■ Exercise directions
Output the stretch from the line containing "Patent image size: (841, 446)." through the line containing "The securing strap 24 is at (472, 155)." as a Markdown table with the columns Row and Line, leaving out blank lines.
________________________________________
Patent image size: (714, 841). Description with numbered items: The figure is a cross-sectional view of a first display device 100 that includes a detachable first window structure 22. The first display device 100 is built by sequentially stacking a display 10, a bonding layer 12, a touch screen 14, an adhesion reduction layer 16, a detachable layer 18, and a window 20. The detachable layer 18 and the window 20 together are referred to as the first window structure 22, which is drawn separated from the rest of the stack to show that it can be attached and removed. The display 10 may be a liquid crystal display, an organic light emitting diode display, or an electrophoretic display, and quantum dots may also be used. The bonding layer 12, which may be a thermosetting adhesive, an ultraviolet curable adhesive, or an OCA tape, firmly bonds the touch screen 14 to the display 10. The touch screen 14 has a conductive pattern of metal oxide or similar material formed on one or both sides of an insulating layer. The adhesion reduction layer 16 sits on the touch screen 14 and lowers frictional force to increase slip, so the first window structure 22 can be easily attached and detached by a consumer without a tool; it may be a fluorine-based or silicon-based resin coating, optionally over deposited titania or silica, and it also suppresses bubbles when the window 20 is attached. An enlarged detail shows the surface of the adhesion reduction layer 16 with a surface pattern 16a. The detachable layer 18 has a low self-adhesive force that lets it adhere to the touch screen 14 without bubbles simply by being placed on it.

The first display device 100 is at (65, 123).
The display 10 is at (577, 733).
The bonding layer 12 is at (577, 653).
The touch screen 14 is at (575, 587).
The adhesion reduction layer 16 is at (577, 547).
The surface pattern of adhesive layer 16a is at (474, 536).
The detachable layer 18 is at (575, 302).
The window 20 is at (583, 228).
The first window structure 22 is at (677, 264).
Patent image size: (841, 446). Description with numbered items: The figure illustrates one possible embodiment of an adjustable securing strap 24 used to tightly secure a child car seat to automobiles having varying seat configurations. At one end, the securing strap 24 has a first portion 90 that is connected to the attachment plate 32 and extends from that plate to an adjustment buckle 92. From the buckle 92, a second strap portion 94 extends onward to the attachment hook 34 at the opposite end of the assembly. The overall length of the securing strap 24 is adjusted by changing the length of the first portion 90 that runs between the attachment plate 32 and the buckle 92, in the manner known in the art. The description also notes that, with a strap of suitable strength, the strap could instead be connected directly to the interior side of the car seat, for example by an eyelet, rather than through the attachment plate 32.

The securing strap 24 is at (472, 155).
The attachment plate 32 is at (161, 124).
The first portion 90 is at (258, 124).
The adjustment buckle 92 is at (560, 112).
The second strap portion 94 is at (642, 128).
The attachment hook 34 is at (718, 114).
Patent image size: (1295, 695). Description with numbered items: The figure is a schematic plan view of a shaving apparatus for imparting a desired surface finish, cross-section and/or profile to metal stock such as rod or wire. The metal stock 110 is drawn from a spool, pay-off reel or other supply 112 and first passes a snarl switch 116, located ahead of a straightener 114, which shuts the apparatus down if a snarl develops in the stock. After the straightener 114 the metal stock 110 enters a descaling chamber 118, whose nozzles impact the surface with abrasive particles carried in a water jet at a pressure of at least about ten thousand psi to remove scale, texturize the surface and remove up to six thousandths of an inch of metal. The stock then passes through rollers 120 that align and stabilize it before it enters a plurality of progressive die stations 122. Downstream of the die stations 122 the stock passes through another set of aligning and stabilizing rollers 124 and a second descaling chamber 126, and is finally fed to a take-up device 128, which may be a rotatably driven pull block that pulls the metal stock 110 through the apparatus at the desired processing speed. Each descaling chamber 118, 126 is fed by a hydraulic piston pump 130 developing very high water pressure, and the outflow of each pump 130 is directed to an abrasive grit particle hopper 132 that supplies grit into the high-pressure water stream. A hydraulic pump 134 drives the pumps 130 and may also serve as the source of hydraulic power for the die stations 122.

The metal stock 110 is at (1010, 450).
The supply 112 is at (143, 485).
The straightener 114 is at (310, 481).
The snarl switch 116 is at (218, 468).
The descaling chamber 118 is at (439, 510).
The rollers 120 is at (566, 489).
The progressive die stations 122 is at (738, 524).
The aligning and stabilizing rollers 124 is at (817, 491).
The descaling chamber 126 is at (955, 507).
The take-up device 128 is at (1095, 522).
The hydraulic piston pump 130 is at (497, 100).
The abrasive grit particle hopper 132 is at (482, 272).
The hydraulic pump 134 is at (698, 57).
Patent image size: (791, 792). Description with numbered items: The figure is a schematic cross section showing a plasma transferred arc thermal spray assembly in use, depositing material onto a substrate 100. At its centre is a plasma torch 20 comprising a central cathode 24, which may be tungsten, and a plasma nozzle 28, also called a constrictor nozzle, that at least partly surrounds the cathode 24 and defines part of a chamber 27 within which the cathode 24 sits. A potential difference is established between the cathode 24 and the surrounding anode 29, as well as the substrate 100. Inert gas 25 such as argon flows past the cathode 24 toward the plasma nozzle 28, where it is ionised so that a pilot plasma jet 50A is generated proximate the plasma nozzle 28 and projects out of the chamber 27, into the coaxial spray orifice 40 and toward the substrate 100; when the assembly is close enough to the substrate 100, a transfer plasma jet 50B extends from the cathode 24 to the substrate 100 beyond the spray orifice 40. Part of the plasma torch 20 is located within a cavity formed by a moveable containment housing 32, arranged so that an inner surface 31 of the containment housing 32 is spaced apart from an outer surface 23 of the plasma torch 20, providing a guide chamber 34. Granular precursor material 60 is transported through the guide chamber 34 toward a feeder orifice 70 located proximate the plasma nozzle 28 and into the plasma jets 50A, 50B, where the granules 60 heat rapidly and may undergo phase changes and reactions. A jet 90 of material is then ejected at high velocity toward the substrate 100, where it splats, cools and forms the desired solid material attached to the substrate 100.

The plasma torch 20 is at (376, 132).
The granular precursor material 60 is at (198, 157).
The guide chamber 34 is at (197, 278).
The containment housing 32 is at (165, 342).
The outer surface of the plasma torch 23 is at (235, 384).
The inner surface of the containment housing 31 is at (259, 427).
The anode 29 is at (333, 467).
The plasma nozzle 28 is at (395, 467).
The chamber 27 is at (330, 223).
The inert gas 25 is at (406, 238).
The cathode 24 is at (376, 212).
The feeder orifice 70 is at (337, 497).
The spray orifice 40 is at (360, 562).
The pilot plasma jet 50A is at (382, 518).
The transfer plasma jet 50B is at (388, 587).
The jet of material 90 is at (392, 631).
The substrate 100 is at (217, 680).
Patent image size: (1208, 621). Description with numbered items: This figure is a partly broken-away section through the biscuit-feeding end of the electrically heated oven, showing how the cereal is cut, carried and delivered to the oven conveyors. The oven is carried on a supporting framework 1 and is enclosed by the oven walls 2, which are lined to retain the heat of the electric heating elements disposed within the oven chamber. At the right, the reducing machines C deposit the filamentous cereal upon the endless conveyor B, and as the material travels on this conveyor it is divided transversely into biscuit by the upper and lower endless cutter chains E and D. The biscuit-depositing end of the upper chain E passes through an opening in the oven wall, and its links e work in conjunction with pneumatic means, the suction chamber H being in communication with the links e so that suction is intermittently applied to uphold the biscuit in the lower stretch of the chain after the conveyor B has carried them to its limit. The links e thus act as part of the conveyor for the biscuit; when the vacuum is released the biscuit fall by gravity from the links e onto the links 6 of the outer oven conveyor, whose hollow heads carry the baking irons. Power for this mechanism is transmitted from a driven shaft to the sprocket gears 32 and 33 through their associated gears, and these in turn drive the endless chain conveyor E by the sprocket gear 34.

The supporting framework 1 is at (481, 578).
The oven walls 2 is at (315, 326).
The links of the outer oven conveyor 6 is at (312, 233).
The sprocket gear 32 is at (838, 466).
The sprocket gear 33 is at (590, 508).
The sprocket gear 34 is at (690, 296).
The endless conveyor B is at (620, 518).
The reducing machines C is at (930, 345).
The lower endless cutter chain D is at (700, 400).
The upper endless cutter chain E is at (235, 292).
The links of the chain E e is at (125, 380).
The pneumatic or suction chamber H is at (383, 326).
________________________________________
■ Correct response
| Row | Line |
|---|---|
| 1 | Patent image size: (841, 446). Description with numbered items: The figure illustrates one possible embodiment of an adjustable securing strap 24 used to tightly secure a child car seat to automobiles having varying seat configurations. At one end, the securing strap 24 has a first portion 90 that is connected to the attachment plate 32 and extends from that plate to an adjustment buckle 92. From the buckle 92, a second strap portion 94 extends onward to the attachment hook 34 at the opposite end of the assembly. The overall length of the securing strap 24 is adjusted by changing the length of the first portion 90 that runs between the attachment plate 32 and the buckle 92, in the manner known in the art. The description also notes that, with a strap of suitable strength, the strap could instead be connected directly to the interior side of the car seat, for example by an eyelet, rather than through the attachment plate 32. |
| 2 | The securing strap 24 is at (472, 155). |